SHORT TASK:
From the listing below, extract every line in which the word "name" appears.

DATASET RECORDS:
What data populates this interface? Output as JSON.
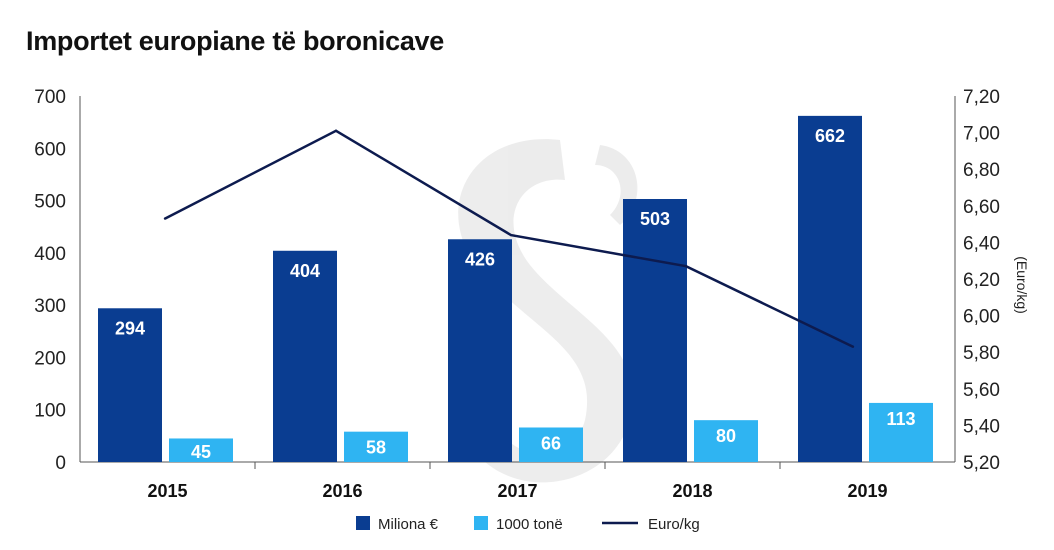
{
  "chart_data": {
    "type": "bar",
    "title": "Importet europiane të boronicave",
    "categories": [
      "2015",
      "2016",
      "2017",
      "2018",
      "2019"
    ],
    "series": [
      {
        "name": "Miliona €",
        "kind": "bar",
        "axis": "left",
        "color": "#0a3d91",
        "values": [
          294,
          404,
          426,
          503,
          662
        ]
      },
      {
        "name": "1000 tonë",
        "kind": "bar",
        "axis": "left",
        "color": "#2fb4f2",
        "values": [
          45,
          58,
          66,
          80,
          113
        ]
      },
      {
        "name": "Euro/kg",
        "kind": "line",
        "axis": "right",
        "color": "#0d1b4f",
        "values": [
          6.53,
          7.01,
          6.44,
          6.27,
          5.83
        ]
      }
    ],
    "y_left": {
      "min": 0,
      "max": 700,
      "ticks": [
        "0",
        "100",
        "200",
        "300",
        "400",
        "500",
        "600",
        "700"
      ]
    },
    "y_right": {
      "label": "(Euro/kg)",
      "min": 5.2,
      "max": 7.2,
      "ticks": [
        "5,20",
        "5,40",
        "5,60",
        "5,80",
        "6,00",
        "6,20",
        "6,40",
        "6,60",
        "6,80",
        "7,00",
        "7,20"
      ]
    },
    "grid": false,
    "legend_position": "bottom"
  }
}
---
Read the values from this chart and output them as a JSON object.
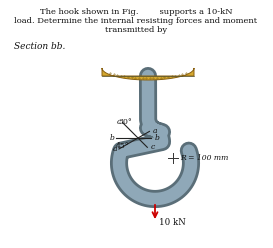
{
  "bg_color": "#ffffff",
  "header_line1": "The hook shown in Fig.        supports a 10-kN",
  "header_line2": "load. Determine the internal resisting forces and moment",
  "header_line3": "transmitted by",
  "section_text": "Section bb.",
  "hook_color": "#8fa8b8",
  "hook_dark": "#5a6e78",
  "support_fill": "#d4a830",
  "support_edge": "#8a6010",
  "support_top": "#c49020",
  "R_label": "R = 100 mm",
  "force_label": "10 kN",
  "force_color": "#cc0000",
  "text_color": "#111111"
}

WRITTEN SOLUTION:
        "name": "Miliona €",
        "name": "1000 tonë",
        "name": "Euro/kg",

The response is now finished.